• _Set exercise_:
Lines that include the word "bienes" are the ones to copy.

Records
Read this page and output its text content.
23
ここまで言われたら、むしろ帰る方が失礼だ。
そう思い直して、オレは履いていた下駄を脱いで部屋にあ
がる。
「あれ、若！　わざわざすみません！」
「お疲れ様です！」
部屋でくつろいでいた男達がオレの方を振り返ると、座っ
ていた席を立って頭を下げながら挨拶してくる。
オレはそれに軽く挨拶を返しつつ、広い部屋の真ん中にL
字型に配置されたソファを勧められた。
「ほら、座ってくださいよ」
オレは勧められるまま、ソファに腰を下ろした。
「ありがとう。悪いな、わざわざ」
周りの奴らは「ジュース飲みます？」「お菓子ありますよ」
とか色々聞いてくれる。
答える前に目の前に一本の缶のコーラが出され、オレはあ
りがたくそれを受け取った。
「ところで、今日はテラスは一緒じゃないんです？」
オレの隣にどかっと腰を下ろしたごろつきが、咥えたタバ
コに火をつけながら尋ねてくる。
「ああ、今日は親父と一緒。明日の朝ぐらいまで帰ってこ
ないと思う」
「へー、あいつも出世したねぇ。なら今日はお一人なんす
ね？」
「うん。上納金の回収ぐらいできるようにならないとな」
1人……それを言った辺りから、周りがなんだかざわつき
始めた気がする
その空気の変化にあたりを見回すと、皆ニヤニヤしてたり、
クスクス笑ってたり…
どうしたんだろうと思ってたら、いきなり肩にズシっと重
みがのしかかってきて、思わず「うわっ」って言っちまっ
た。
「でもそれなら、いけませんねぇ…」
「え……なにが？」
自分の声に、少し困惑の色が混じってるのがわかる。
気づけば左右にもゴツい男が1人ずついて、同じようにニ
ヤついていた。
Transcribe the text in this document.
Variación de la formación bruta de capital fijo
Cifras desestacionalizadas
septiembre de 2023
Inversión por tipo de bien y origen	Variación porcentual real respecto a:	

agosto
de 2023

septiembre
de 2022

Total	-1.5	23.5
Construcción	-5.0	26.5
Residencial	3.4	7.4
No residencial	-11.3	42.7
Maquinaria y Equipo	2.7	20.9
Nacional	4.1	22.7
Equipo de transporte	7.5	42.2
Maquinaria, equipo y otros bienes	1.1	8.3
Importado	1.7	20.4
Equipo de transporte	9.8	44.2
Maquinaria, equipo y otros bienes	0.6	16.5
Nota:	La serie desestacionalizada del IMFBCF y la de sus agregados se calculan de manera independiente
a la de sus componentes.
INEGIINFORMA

• _Written solution_:
Maquinaria, equipo y otros bienes	1.1	8.3
Maquinaria, equipo y otros bienes	0.6	16.5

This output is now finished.